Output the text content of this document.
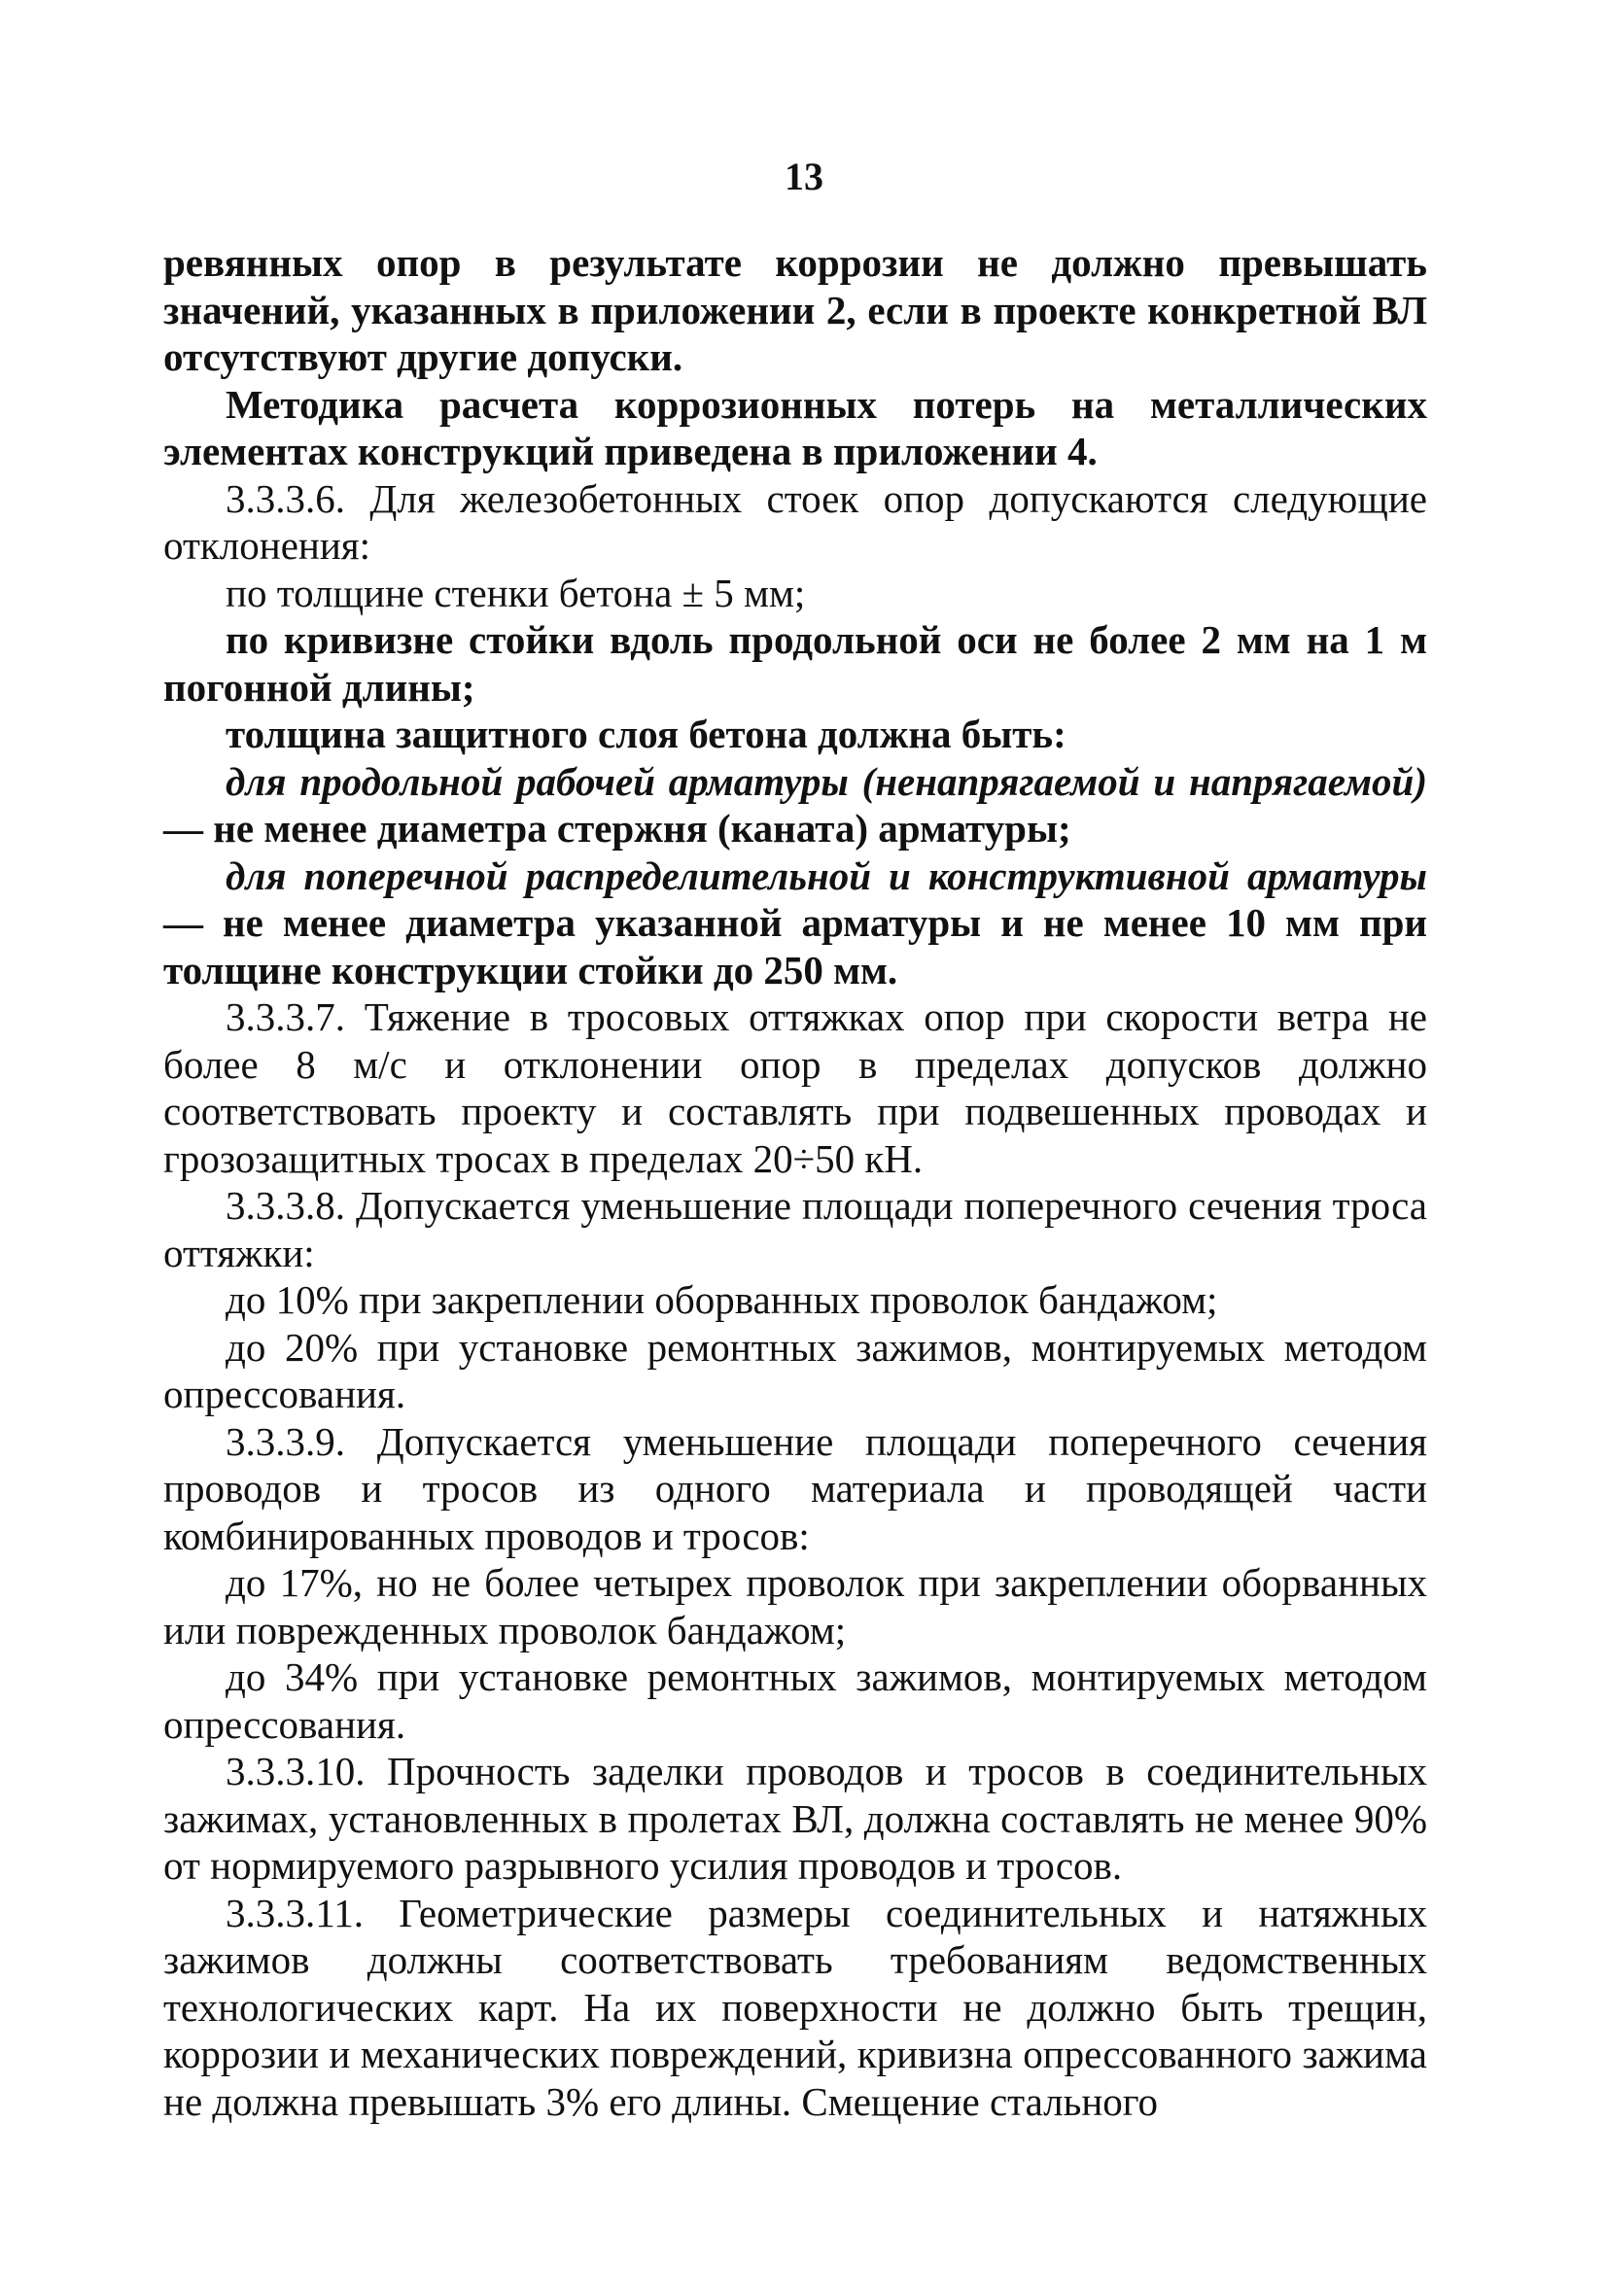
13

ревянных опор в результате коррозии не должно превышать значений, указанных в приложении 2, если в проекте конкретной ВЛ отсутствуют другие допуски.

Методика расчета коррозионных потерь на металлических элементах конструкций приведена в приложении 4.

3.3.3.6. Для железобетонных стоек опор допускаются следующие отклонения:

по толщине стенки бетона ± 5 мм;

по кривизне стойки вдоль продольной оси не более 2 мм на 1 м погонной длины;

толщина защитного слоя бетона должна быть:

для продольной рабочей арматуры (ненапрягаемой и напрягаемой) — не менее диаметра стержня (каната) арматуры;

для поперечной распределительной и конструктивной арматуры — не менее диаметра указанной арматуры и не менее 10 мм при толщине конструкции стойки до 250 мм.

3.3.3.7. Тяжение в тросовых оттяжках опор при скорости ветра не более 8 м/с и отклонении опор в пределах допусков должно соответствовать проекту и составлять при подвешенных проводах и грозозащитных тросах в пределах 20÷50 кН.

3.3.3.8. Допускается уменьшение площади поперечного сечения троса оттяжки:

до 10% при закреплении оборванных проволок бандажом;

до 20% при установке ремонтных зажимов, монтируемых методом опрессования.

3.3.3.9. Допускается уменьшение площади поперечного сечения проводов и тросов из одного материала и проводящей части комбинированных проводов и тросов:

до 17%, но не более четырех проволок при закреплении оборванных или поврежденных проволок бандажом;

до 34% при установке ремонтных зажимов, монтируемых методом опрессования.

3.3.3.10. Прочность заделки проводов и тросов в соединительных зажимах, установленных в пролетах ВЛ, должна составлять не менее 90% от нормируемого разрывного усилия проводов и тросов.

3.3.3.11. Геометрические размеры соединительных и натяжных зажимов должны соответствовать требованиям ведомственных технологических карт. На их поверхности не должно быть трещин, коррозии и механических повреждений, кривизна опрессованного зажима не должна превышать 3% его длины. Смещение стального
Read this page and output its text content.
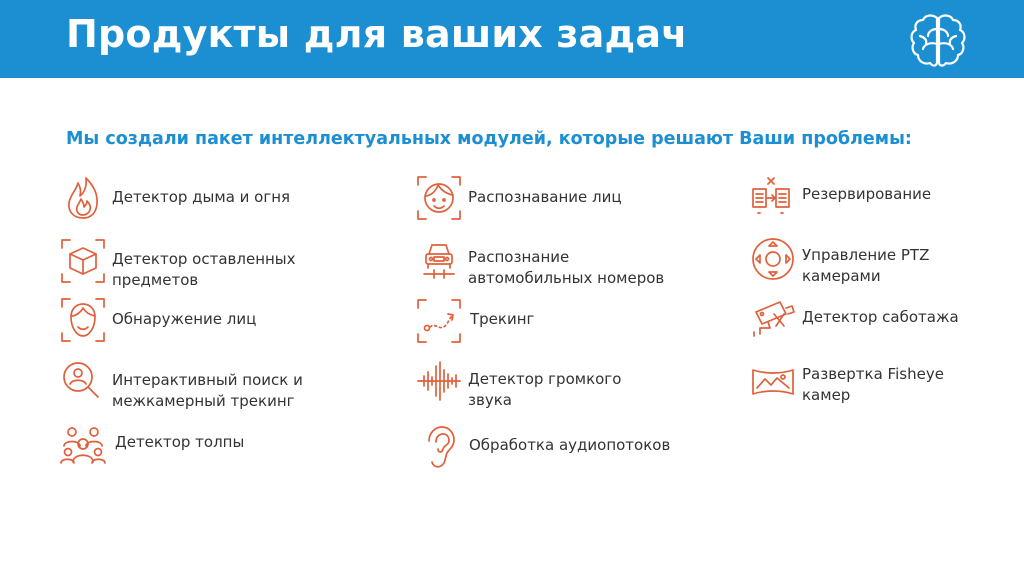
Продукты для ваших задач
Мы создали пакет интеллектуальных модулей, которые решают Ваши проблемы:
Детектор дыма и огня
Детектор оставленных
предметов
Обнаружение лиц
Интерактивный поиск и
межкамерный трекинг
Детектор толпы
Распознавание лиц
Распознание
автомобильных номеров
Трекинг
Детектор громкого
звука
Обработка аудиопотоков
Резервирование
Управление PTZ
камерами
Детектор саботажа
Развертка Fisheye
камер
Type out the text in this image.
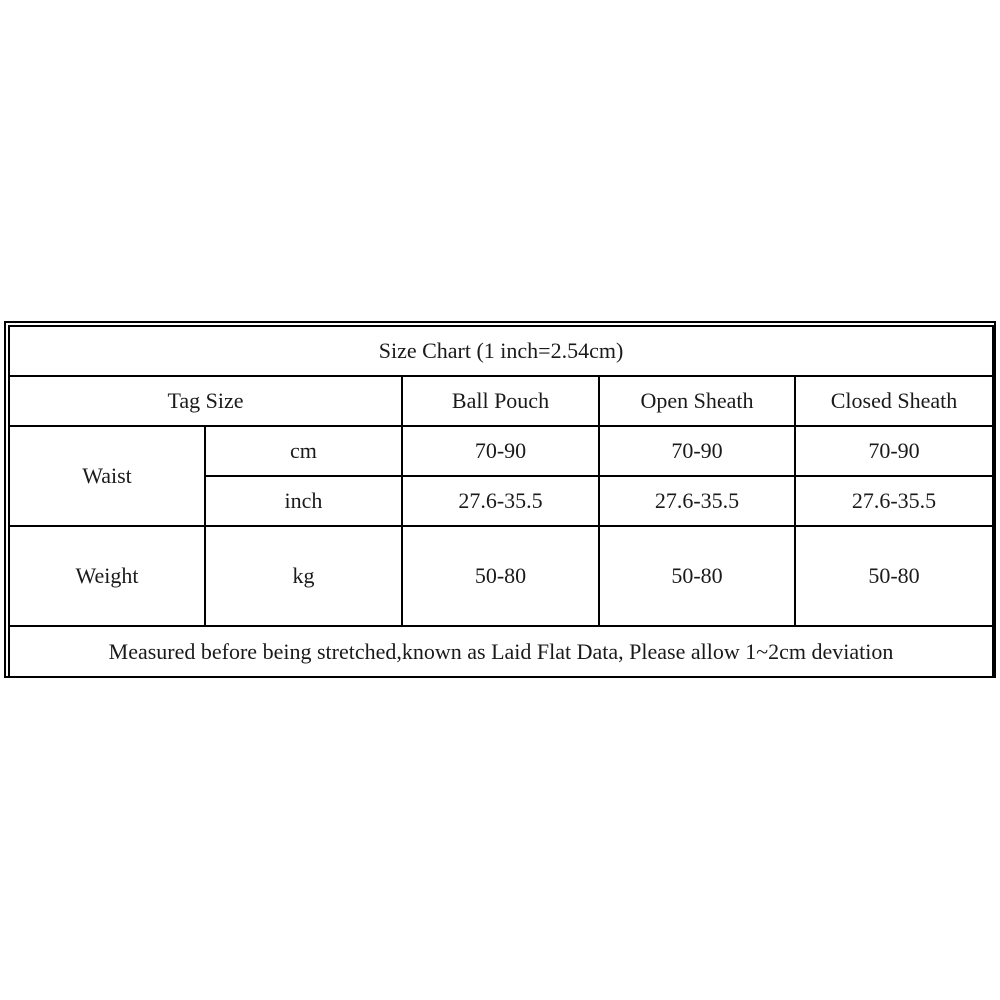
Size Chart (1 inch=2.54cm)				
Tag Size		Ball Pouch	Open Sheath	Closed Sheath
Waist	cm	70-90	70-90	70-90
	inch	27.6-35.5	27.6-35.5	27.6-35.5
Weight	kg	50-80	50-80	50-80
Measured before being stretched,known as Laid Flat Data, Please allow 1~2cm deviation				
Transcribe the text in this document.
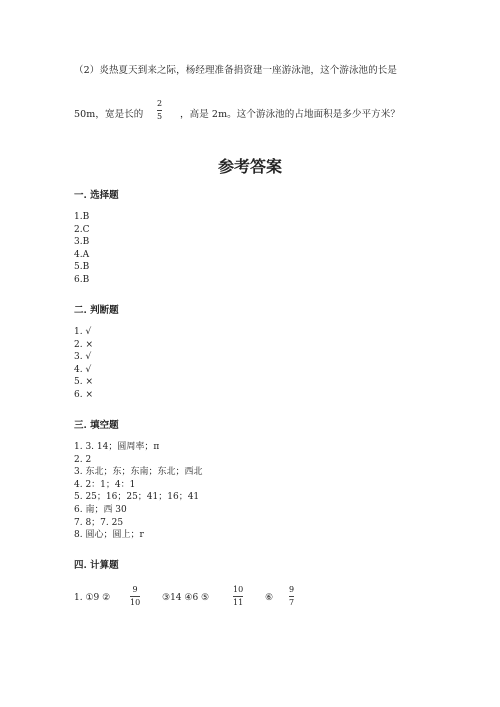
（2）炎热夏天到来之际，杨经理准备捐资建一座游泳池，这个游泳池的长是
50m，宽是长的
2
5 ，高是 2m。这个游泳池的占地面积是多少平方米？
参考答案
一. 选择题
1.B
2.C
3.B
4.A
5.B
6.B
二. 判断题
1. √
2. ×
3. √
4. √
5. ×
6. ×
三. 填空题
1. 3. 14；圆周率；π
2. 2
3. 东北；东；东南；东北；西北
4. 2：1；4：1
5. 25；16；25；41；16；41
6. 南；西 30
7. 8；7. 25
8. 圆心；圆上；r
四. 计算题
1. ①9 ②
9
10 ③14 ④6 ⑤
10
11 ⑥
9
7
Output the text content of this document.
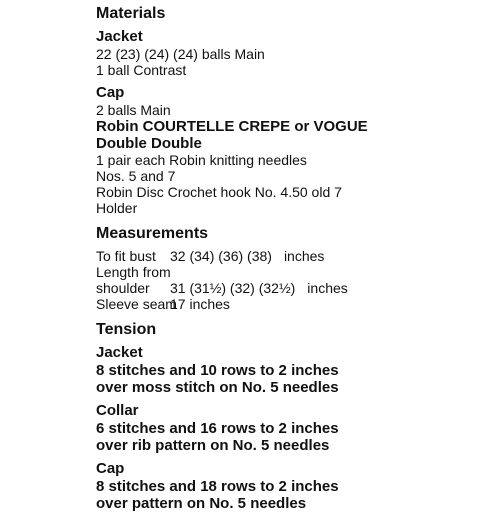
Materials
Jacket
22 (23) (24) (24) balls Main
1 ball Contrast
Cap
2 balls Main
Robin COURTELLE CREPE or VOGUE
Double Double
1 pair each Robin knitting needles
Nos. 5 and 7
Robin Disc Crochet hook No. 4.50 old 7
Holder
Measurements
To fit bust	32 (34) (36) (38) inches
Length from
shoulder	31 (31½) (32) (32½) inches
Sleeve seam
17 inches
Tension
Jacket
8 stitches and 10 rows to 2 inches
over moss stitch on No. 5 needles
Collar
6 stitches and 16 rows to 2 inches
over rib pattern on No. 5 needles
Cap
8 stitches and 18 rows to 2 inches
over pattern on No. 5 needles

What you need to do:
Copy out every line of the data that includes "стойки".

Expected output:
по кривизне стойки вдоль продольной оси не более 2 мм на 1 м погонной длины;
для поперечной распределительной и конструктивной арматуры — не менее диаметра указанной арматуры и не менее 10 мм при толщине конструкции стойки до 250 мм.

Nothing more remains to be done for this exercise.